**Problem statement**
Transcribe the entries below exactly.
________
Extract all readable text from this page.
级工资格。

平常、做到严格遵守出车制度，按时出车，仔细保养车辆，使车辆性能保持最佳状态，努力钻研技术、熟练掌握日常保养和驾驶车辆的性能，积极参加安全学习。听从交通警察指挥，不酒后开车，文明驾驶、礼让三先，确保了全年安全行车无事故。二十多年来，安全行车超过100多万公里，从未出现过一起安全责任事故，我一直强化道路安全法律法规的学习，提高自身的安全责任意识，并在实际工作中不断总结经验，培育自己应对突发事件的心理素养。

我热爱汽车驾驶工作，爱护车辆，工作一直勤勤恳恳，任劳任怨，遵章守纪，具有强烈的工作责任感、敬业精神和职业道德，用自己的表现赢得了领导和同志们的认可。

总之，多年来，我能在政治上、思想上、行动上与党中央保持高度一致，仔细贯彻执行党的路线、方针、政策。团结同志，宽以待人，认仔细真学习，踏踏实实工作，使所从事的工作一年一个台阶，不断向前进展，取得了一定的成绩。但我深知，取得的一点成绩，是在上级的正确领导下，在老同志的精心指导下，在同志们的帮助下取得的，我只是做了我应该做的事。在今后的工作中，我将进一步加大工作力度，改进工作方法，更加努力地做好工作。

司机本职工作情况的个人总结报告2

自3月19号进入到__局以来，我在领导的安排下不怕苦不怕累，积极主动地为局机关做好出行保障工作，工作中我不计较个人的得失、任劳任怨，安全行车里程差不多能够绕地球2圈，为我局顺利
________
**Written reply**
Extract all readable text from this page.
级工资格。

平常、做到严格遵守出车制度，按时出车，仔细保养车辆，使车辆性能保持最佳状态，努力钻研技术、熟练掌握日常保养和驾驶车辆的性能，积极参加安全学习。听从交通警察指挥，不酒后开车，文明驾驶、礼让三先，确保了全年安全行车无事故。二十多年来，安全行车超过100多万公里，从未出现过一起安全责任事故，我一直强化道路安全法律法规的学习，提高自身的安全责任意识，并在实际工作中不断总结经验，培育自己应对突发事件的心理素养。

我热爱汽车驾驶工作，爱护车辆，工作一直勤勤恳恳，任劳任怨，遵章守纪，具有强烈的工作责任感、敬业精神和职业道德，用自己的表现赢得了领导和同志们的认可。

总之，多年来，我能在政治上、思想上、行动上与党中央保持高度一致，仔细贯彻执行党的路线、方针、政策。团结同志，宽以待人，认仔细真学习，踏踏实实工作，使所从事的工作一年一个台阶，不断向前进展，取得了一定的成绩。但我深知，取得的一点成绩，是在上级的正确领导下，在老同志的精心指导下，在同志们的帮助下取得的，我只是做了我应该做的事。在今后的工作中，我将进一步加大工作力度，改进工作方法，更加努力地做好工作。

司机本职工作情况的个人总结报告2

自3月19号进入到__局以来，我在领导的安排下不怕苦不怕累，积极主动地为局机关做好出行保障工作，工作中我不计较个人的得失、任劳任怨，安全行车里程差不多能够绕地球2圈，为我局顺利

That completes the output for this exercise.